* _Task instructions_:
Say only how many lines contain the word "Android".

* _Input_:
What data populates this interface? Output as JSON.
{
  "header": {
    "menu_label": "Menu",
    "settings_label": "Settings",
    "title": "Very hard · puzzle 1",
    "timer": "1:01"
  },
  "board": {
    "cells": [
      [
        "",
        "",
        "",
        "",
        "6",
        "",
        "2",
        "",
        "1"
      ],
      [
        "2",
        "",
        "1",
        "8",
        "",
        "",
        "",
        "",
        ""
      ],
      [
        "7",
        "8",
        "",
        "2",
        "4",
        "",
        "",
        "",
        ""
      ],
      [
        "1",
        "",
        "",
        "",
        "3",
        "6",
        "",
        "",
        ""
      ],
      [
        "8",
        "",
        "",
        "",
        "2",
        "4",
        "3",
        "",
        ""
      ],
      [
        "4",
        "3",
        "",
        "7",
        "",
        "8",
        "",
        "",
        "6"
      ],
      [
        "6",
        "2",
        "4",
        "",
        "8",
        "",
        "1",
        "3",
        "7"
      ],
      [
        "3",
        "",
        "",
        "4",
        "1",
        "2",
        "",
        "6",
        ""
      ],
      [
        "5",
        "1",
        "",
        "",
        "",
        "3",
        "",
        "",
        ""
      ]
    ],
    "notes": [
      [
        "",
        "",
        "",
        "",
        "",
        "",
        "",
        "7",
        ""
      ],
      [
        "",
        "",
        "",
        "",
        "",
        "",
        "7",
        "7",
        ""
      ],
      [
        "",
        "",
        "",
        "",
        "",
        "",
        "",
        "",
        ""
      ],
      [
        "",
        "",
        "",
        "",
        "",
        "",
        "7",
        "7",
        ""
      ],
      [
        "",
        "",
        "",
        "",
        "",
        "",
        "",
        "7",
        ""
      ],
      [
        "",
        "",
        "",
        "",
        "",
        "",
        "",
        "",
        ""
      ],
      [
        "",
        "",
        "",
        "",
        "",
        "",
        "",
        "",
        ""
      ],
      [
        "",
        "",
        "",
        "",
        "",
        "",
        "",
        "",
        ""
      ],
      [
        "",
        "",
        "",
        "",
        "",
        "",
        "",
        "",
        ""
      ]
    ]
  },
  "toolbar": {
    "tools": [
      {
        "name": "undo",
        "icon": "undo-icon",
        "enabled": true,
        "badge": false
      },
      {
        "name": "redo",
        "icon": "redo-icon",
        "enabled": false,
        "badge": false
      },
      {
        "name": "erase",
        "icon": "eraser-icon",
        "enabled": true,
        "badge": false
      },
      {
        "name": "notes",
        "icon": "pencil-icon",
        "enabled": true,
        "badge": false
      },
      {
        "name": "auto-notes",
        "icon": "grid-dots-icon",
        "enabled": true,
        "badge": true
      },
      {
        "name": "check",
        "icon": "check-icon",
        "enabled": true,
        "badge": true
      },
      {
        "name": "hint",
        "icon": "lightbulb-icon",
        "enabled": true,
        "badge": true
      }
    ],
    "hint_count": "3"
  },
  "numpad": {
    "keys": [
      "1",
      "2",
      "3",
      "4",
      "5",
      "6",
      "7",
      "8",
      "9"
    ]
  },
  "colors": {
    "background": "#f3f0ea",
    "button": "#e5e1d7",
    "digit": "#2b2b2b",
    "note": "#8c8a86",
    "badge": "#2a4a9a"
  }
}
...
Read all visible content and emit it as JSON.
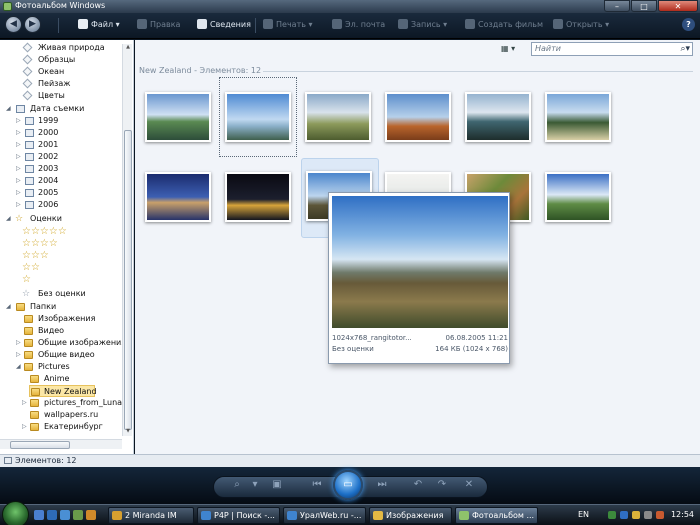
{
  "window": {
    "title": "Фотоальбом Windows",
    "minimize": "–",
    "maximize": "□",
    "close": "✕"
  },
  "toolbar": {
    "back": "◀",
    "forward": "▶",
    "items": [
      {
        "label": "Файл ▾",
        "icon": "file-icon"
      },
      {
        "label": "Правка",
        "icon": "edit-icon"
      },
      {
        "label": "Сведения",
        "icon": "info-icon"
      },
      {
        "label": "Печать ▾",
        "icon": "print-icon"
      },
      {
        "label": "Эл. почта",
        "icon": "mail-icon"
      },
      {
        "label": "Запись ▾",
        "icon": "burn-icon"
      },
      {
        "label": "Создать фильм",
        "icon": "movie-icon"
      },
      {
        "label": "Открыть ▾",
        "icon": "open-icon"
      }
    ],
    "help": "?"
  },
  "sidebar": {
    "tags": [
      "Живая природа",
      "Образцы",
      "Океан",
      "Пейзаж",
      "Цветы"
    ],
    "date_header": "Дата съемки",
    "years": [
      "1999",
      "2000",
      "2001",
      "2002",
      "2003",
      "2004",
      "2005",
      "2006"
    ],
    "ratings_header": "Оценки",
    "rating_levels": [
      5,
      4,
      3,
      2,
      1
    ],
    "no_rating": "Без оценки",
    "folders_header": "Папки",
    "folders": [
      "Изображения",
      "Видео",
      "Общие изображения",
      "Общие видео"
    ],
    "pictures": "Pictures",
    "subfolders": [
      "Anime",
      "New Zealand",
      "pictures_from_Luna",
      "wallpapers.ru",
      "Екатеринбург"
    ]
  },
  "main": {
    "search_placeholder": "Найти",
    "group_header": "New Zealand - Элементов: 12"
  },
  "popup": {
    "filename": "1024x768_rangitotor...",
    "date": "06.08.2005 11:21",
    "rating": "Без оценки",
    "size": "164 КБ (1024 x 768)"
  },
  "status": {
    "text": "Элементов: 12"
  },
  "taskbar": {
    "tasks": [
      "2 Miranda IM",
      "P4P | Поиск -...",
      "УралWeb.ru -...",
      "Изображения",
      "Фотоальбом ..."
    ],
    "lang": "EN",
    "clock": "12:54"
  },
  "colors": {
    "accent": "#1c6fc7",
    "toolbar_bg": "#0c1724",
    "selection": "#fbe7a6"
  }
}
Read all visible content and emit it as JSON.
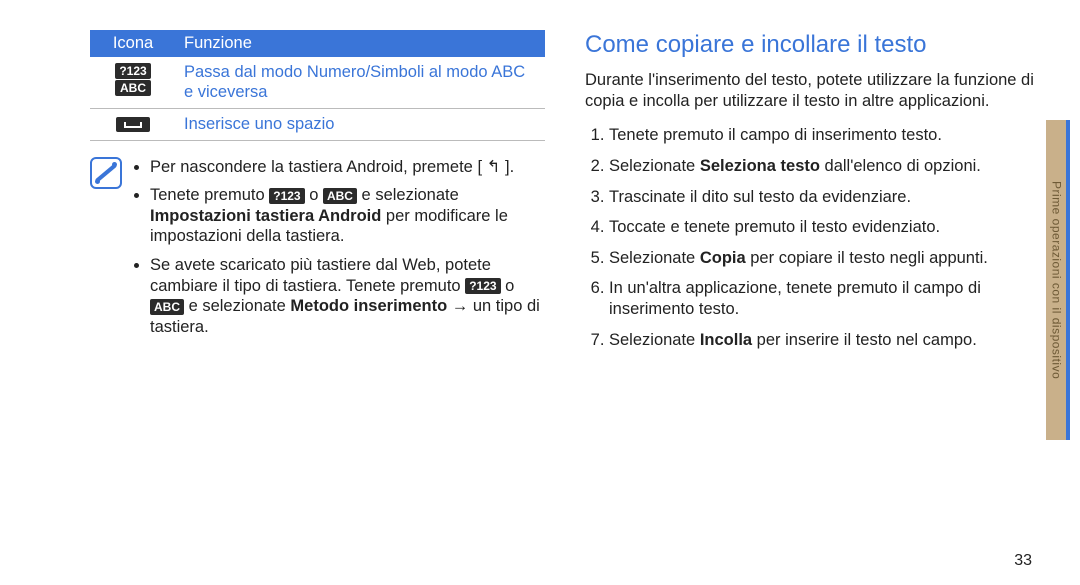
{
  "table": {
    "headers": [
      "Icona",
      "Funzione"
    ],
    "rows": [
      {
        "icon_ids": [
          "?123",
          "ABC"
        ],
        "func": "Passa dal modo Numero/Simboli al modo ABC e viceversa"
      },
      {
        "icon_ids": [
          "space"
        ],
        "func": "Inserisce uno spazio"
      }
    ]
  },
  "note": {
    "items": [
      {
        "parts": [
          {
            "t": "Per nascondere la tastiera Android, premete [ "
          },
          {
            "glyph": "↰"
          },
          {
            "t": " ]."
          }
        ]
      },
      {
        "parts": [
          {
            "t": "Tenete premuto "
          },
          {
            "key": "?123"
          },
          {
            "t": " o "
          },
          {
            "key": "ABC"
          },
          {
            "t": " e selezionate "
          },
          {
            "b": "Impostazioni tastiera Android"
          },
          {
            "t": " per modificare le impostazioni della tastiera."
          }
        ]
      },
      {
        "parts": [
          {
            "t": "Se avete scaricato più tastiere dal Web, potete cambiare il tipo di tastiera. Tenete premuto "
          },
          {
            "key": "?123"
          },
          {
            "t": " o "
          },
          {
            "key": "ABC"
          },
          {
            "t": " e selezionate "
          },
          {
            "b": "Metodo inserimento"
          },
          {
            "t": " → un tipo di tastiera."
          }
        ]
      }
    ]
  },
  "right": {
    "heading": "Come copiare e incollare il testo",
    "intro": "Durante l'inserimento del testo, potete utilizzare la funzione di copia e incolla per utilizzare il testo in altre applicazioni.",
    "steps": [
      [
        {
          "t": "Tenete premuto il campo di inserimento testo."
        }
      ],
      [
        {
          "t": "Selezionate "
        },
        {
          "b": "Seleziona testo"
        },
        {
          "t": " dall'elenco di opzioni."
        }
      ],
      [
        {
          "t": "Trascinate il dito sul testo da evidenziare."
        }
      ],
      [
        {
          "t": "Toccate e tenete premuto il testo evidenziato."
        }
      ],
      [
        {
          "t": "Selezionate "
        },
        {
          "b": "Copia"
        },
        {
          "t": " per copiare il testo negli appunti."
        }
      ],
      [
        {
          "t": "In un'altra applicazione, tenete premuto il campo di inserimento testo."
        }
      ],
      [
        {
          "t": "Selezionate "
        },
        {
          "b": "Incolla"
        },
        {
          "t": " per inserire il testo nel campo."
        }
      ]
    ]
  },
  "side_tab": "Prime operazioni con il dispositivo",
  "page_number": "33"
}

* _Full answer_:
2